SUPPLIED INFORMATION:
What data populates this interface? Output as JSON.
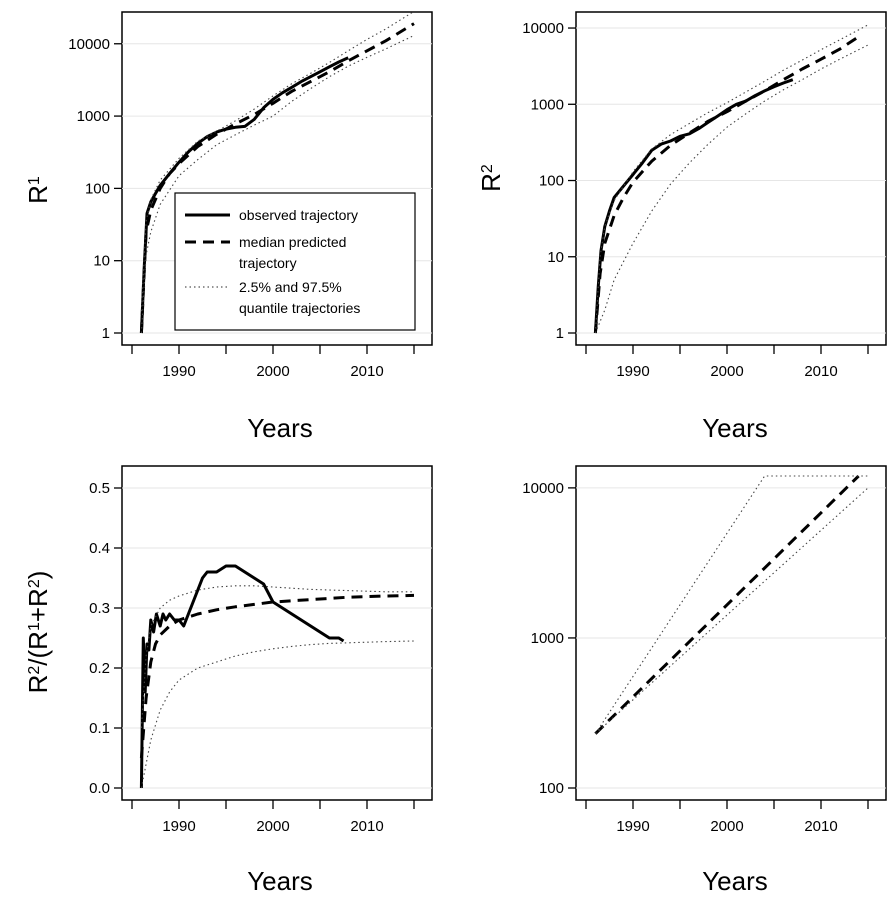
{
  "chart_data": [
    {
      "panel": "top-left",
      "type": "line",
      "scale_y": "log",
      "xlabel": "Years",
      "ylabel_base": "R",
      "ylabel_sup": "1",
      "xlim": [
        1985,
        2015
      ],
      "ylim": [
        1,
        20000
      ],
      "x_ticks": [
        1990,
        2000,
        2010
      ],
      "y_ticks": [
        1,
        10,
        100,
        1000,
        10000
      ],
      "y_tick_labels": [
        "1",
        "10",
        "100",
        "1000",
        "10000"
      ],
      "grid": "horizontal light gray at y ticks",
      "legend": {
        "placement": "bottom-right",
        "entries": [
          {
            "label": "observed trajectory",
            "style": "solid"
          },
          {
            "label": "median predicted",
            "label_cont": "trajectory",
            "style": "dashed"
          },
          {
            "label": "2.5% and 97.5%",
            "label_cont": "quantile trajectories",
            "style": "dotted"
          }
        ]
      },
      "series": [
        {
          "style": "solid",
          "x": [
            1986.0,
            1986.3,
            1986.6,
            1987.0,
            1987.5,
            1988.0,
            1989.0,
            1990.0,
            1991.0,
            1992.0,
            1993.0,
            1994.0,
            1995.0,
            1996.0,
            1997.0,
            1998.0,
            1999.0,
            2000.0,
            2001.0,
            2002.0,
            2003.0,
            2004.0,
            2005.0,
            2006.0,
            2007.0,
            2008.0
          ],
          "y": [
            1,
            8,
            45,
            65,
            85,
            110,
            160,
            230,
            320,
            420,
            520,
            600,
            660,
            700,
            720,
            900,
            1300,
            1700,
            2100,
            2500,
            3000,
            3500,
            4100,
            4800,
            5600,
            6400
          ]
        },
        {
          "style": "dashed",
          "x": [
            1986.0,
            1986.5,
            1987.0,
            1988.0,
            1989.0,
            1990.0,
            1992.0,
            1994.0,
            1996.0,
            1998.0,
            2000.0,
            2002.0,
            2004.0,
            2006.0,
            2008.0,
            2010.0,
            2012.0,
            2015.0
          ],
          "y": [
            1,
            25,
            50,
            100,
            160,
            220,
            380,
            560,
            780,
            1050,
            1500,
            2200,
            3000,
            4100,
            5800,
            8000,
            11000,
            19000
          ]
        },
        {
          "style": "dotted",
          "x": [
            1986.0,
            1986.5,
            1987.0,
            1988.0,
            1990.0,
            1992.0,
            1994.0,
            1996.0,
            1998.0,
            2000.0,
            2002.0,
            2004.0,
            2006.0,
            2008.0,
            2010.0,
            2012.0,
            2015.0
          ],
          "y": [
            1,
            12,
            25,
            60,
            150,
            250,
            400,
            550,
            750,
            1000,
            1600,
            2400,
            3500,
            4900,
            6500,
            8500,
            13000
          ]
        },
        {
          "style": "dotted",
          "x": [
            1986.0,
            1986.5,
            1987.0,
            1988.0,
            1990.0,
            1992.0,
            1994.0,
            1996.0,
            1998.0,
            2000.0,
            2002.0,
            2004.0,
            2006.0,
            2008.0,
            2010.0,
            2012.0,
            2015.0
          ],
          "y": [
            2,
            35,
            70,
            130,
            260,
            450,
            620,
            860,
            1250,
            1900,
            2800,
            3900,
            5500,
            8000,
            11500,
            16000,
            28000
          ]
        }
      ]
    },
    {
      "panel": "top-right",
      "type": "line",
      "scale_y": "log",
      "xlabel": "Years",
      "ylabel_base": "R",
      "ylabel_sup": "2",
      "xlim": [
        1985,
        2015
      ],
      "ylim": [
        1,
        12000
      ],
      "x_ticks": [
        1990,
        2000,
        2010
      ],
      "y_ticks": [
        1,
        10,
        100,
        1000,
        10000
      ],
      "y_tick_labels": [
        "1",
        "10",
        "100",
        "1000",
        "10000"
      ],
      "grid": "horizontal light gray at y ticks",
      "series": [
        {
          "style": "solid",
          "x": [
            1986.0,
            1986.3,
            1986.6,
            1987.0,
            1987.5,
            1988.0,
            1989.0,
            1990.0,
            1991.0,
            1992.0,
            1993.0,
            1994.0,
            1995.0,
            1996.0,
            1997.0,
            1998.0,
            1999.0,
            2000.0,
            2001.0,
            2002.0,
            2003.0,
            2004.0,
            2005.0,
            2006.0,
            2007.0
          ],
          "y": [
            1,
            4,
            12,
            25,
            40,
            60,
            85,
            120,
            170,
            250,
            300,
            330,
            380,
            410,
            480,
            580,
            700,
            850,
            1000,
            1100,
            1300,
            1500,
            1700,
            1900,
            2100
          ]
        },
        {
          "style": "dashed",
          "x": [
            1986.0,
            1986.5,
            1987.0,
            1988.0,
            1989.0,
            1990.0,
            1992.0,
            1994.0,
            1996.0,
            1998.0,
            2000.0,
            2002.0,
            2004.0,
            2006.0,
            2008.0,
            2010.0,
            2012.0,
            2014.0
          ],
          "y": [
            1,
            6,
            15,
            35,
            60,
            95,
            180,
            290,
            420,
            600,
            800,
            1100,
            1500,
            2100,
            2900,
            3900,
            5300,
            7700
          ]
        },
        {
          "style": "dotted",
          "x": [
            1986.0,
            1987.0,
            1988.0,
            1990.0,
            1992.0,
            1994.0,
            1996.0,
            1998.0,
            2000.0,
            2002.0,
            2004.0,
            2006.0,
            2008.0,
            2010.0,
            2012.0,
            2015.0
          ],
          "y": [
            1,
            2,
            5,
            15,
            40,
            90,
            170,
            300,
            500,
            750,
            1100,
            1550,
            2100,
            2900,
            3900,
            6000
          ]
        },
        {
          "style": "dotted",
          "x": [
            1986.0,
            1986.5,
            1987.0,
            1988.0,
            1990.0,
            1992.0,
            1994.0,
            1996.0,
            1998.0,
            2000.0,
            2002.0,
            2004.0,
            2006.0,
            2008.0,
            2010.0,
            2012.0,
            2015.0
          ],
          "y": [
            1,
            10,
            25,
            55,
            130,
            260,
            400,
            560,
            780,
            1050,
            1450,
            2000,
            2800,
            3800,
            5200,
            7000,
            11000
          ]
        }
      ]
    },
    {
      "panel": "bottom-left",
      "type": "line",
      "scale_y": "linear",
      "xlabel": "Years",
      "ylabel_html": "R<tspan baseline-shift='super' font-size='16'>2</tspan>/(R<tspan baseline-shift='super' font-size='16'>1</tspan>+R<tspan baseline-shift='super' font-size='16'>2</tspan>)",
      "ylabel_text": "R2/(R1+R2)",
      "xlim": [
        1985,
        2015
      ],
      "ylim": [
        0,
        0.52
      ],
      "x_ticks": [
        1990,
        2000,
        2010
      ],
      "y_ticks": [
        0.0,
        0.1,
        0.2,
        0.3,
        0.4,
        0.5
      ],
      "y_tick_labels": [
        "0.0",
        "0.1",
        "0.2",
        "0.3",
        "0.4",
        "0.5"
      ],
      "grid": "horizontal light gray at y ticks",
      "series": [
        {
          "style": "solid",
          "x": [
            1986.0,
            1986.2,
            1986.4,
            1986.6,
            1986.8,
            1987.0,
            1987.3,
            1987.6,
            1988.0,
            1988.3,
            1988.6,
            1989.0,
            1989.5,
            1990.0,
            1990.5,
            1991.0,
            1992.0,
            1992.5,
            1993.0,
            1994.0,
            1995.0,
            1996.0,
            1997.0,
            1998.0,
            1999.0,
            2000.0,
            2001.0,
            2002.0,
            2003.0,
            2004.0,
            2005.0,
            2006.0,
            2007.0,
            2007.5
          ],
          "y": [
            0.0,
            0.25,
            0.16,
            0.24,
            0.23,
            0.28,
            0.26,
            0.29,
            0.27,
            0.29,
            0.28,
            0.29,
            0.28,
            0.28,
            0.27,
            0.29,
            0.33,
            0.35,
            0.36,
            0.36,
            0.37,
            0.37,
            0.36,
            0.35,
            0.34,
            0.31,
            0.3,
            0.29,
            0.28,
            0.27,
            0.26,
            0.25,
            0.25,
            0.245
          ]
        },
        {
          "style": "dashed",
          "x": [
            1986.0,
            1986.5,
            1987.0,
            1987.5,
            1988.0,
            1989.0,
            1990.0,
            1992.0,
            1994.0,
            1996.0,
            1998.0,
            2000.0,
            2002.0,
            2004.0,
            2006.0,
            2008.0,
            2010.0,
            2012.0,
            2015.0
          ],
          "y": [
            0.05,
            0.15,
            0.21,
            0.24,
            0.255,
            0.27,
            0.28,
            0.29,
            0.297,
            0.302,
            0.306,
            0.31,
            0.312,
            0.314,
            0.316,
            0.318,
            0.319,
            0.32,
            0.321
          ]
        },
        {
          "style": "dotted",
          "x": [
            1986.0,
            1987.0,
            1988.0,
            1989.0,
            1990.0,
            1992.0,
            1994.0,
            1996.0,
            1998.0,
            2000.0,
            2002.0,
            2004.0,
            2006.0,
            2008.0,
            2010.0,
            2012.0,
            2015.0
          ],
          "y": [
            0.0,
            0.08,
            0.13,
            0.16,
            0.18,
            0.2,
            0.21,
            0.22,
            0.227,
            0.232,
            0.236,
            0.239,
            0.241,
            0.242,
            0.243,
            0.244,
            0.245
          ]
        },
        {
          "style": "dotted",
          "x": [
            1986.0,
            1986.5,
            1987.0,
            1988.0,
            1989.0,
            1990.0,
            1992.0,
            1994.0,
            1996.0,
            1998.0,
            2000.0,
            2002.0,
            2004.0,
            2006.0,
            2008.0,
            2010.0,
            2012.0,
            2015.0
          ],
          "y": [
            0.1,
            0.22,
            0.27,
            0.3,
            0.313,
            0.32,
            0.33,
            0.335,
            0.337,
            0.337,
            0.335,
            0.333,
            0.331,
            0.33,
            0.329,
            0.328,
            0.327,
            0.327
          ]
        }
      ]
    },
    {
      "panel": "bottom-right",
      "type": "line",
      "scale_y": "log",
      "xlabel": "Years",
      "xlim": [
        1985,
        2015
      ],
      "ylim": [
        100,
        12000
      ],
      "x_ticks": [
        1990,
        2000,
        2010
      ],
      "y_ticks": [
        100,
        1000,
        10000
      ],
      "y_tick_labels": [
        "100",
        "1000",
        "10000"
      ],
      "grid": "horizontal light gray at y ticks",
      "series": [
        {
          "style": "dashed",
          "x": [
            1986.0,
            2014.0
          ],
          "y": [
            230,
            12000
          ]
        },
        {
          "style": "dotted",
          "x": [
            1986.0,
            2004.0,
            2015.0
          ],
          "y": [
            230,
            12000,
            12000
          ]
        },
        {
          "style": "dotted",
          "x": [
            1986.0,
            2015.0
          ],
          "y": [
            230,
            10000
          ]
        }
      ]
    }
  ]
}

AIM OF THE TASK:
Among the records above, how many lines carry the string "panel"? Reply with the number alone.

ANSWER FOR THIS EXERCISE:
4